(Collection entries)
* begin *

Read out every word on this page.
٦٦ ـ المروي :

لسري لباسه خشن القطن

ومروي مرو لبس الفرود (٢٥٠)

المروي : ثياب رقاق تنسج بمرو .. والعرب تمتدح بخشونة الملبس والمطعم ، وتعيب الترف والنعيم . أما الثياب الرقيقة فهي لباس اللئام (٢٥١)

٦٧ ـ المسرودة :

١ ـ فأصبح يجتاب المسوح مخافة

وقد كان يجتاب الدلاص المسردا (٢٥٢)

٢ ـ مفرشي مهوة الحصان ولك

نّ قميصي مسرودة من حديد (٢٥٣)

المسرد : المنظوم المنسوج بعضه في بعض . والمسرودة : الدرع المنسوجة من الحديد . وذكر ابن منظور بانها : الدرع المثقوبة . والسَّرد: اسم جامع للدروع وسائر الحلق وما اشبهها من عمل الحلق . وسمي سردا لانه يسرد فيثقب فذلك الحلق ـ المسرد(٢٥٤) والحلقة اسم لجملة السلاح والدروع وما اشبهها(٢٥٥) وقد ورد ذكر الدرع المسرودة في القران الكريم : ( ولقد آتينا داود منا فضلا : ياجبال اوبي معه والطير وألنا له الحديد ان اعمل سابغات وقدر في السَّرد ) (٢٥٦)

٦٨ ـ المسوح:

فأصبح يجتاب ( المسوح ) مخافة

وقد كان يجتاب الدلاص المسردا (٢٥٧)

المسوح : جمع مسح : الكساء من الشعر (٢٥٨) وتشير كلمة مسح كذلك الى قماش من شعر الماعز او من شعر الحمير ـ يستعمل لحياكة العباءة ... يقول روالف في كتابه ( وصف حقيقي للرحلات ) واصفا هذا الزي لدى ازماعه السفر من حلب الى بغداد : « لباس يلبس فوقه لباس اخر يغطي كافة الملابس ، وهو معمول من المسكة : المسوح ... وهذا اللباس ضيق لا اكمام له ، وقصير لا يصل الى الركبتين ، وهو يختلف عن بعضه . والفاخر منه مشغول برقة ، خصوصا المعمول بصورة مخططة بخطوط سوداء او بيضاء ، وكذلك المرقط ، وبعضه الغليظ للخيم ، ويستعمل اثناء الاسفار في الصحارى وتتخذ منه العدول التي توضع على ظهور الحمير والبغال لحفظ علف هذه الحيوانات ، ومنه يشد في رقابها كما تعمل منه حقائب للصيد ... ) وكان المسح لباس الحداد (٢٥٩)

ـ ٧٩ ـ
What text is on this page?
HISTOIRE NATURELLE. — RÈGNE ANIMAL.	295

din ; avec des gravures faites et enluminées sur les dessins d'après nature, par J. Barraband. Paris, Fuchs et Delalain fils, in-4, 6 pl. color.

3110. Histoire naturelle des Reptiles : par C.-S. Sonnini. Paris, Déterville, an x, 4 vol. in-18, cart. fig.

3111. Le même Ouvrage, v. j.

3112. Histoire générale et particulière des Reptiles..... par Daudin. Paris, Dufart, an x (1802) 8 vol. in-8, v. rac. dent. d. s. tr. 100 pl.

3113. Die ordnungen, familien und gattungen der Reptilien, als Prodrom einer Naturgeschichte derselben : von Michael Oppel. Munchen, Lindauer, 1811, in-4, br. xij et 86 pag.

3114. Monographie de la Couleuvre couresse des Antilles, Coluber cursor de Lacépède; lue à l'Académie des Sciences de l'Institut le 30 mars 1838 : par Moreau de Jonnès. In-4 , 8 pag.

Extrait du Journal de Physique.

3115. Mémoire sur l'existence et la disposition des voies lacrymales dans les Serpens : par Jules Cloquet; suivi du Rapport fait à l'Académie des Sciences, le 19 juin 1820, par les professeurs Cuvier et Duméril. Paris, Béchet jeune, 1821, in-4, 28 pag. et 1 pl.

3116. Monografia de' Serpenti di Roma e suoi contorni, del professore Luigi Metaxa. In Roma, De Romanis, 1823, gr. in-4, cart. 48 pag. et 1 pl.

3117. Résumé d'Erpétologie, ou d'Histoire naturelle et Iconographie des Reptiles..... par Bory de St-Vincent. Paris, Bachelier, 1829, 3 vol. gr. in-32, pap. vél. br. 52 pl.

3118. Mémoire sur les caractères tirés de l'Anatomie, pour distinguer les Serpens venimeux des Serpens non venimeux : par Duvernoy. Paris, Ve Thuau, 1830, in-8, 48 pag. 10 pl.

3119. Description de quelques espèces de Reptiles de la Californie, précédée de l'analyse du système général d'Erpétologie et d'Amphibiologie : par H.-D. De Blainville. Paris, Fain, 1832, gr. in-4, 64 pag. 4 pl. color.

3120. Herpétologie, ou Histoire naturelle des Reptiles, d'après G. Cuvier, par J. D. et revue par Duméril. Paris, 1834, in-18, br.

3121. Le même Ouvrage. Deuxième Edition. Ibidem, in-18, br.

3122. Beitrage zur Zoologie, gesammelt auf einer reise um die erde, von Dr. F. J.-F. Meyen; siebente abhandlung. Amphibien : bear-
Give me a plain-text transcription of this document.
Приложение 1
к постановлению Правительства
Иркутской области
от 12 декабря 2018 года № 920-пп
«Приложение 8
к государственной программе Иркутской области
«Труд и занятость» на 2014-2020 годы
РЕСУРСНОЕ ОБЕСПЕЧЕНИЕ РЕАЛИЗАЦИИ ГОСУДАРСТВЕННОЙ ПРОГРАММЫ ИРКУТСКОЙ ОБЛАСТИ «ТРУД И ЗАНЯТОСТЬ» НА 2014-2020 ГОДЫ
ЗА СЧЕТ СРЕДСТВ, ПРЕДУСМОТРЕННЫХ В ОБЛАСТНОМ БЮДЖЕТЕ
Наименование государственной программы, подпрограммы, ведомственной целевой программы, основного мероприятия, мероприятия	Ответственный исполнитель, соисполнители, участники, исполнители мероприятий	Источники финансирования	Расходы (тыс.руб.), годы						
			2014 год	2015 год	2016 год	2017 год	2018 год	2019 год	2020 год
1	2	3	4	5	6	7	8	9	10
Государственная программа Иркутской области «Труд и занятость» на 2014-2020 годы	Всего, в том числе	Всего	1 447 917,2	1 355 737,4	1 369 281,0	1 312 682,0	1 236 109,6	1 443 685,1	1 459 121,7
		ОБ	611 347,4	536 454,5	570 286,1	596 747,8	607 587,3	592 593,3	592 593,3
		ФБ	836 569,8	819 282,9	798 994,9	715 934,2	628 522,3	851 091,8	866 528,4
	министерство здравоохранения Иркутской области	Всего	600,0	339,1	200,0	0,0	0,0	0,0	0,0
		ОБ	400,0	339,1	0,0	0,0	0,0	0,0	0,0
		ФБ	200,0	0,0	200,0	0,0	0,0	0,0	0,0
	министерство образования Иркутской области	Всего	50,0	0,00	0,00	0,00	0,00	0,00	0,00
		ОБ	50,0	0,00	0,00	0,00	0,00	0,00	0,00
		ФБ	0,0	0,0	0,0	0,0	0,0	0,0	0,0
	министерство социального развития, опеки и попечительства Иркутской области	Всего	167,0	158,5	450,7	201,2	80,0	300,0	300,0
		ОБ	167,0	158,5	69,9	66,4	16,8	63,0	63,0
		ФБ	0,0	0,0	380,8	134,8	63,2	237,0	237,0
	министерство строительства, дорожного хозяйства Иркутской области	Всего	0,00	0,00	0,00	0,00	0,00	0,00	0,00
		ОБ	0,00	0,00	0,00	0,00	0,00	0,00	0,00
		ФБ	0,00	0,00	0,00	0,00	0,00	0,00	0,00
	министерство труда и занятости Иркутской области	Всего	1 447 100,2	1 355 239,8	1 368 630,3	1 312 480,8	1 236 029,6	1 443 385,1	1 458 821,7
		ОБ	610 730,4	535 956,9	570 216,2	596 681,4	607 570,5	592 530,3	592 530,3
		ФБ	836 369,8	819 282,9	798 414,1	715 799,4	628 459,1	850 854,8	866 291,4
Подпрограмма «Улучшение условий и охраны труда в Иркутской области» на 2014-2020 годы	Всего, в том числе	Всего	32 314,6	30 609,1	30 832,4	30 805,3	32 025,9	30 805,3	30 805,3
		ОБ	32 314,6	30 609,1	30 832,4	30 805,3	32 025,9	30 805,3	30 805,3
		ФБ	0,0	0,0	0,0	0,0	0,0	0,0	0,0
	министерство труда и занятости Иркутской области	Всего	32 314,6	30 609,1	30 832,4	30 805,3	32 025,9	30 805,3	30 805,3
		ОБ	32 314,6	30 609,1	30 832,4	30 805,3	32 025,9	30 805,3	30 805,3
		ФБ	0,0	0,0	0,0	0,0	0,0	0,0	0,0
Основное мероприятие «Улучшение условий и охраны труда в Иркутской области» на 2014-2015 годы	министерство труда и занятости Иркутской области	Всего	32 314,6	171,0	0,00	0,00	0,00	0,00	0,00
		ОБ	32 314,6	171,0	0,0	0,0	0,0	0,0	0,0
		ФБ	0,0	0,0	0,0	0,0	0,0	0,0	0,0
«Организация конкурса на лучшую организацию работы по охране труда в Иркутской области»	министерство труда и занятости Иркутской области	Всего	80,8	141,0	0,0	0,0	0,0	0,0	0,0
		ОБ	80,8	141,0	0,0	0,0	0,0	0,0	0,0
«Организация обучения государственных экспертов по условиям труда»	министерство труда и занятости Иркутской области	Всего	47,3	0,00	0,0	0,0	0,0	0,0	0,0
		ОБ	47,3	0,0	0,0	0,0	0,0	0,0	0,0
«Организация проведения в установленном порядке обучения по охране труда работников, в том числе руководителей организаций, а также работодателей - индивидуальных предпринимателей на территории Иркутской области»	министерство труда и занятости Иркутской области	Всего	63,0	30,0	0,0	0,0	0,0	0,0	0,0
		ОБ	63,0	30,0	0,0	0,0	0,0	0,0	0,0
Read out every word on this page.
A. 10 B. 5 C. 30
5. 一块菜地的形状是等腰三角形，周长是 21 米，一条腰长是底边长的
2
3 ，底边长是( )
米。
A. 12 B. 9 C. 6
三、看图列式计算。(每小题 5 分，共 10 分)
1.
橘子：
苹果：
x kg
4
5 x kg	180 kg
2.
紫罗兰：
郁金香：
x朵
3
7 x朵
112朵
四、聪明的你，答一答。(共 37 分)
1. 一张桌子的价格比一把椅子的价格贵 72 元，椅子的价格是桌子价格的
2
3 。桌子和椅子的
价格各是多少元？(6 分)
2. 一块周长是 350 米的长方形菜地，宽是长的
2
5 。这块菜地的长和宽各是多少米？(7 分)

* end *

Determine how many lines of this listing contain "المروي", and give only the number.

## Complete answer
2